*** Dataset entries

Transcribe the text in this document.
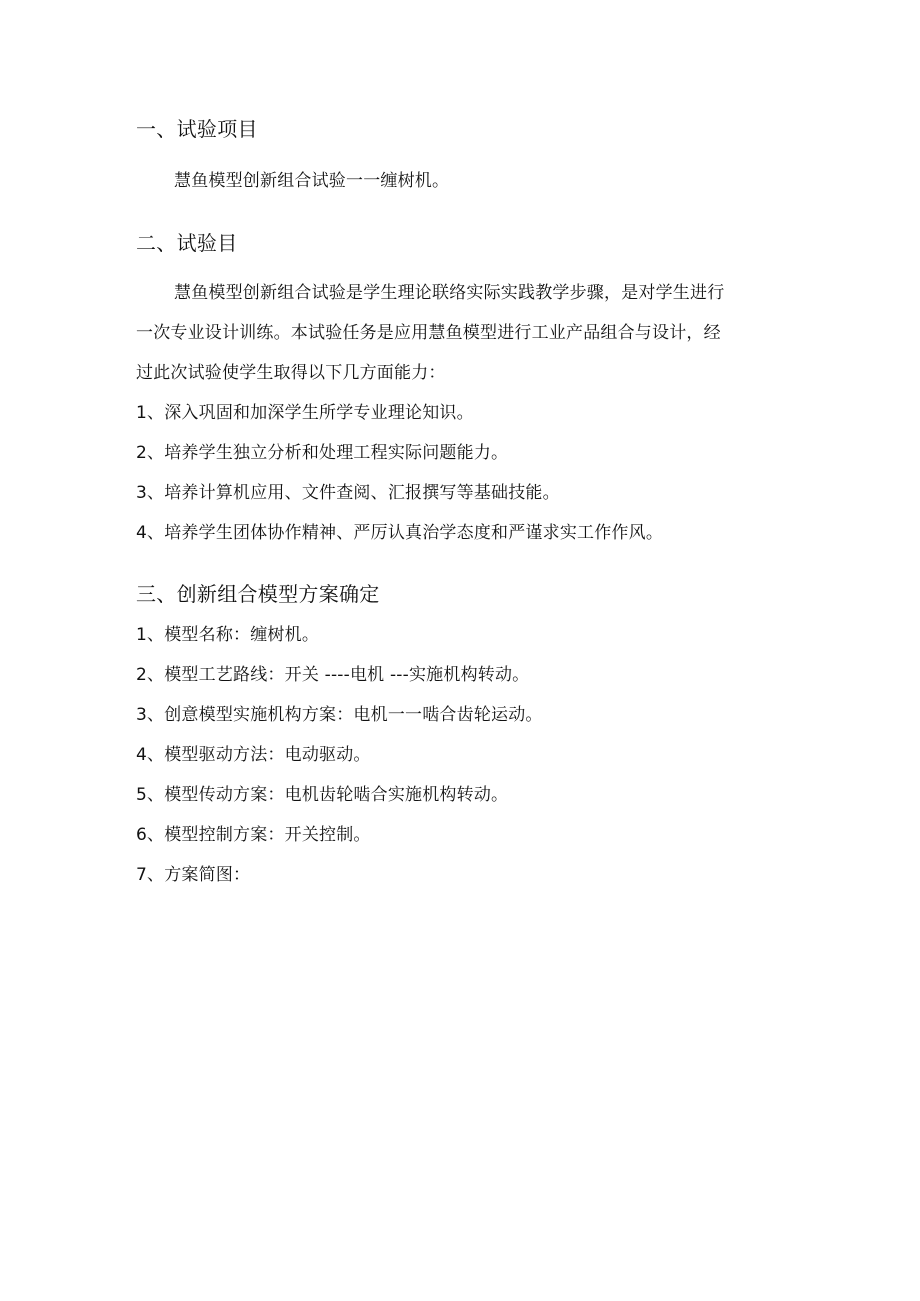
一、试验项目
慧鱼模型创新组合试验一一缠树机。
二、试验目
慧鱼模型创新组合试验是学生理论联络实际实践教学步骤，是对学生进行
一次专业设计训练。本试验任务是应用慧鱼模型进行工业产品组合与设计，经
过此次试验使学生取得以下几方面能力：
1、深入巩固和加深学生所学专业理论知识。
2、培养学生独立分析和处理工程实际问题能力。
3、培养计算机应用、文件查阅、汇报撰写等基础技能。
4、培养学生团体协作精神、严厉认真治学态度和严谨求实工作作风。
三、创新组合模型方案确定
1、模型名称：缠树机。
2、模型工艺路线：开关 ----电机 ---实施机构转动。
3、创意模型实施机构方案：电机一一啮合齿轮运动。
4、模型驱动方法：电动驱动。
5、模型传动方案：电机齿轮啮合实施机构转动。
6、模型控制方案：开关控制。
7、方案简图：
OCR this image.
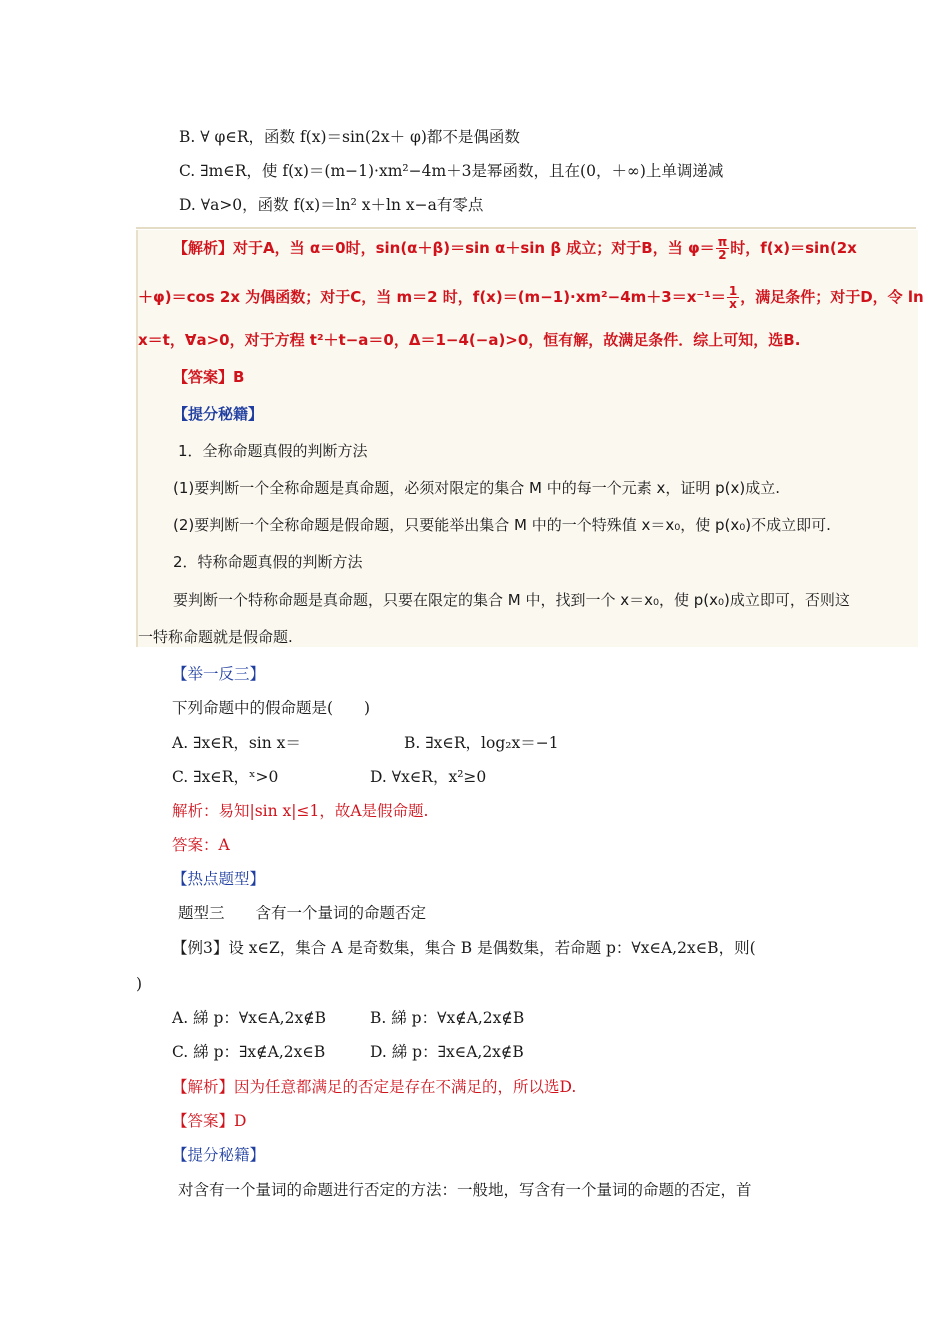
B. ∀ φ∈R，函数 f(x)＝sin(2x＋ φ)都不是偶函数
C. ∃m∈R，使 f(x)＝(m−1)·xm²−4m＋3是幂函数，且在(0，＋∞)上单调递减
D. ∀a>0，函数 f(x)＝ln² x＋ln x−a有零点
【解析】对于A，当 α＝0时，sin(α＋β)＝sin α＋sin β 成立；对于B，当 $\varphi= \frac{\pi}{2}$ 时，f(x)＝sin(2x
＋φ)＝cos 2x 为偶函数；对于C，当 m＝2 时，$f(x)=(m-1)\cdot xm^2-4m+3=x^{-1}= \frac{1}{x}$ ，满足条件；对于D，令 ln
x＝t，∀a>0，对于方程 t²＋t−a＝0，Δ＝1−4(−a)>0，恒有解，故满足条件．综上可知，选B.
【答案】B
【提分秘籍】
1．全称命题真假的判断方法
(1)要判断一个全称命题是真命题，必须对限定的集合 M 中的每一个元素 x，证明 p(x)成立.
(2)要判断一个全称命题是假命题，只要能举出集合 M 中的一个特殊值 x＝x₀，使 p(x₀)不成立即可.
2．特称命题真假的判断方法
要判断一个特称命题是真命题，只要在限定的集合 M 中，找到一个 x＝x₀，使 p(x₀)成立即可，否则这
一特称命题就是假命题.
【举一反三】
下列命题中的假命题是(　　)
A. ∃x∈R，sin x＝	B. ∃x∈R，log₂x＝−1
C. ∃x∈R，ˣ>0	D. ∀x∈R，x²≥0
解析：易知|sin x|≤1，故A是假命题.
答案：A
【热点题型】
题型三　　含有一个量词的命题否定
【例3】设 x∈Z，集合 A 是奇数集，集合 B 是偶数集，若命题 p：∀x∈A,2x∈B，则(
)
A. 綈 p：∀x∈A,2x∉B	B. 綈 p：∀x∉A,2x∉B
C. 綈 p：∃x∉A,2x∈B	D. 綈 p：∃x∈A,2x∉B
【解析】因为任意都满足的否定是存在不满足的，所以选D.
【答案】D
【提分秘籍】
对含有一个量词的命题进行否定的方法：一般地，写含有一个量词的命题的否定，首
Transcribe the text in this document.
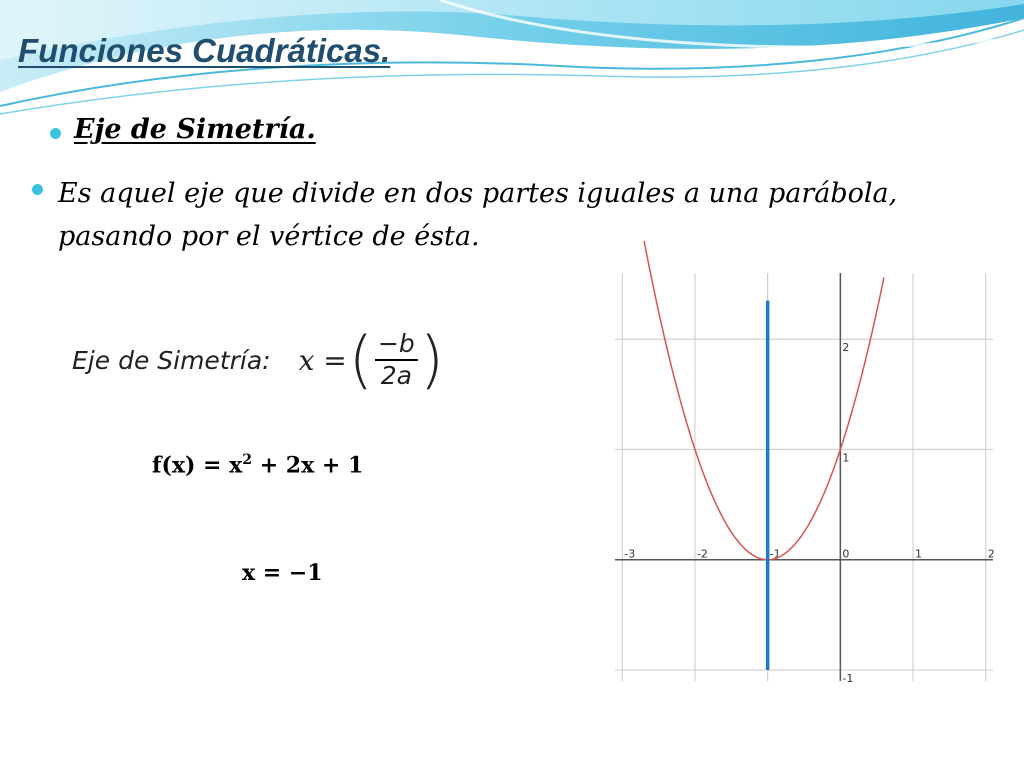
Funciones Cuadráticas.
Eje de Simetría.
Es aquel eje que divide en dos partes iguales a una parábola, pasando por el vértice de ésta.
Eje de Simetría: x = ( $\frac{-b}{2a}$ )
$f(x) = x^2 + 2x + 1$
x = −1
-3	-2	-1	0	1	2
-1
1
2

******

### Stated goal:
Only the lines from the line containing "OCR this image." through the end of the data are to be reproduced, exactly and with both ends included; pictures are omitted.

### Answer to this task:
OCR this image.
B. ∀ φ∈R，函数 f(x)＝sin(2x＋ φ)都不是偶函数
C. ∃m∈R，使 f(x)＝(m−1)·xm²−4m＋3是幂函数，且在(0，＋∞)上单调递减
D. ∀a>0，函数 f(x)＝ln² x＋ln x−a有零点
【解析】对于A，当 α＝0时，sin(α＋β)＝sin α＋sin β 成立；对于B，当 $\varphi= \frac{\pi}{2}$ 时，f(x)＝sin(2x
＋φ)＝cos 2x 为偶函数；对于C，当 m＝2 时，$f(x)=(m-1)\cdot xm^2-4m+3=x^{-1}= \frac{1}{x}$ ，满足条件；对于D，令 ln
x＝t，∀a>0，对于方程 t²＋t−a＝0，Δ＝1−4(−a)>0，恒有解，故满足条件．综上可知，选B.
【答案】B
【提分秘籍】
1．全称命题真假的判断方法
(1)要判断一个全称命题是真命题，必须对限定的集合 M 中的每一个元素 x，证明 p(x)成立.
(2)要判断一个全称命题是假命题，只要能举出集合 M 中的一个特殊值 x＝x₀，使 p(x₀)不成立即可.
2．特称命题真假的判断方法
要判断一个特称命题是真命题，只要在限定的集合 M 中，找到一个 x＝x₀，使 p(x₀)成立即可，否则这
一特称命题就是假命题.
【举一反三】
下列命题中的假命题是(　　)
A. ∃x∈R，sin x＝	B. ∃x∈R，log₂x＝−1
C. ∃x∈R，ˣ>0	D. ∀x∈R，x²≥0
解析：易知|sin x|≤1，故A是假命题.
答案：A
【热点题型】
题型三　　含有一个量词的命题否定
【例3】设 x∈Z，集合 A 是奇数集，集合 B 是偶数集，若命题 p：∀x∈A,2x∈B，则(
)
A. 綈 p：∀x∈A,2x∉B	B. 綈 p：∀x∉A,2x∉B
C. 綈 p：∃x∉A,2x∈B	D. 綈 p：∃x∈A,2x∉B
【解析】因为任意都满足的否定是存在不满足的，所以选D.
【答案】D
【提分秘籍】
对含有一个量词的命题进行否定的方法：一般地，写含有一个量词的命题的否定，首
Transcribe the text in this document.
Funciones Cuadráticas.
Eje de Simetría.
Es aquel eje que divide en dos partes iguales a una parábola, pasando por el vértice de ésta.
Eje de Simetría: x = ( $\frac{-b}{2a}$ )
$f(x) = x^2 + 2x + 1$
x = −1
-3	-2	-1	0	1	2
-1
1
2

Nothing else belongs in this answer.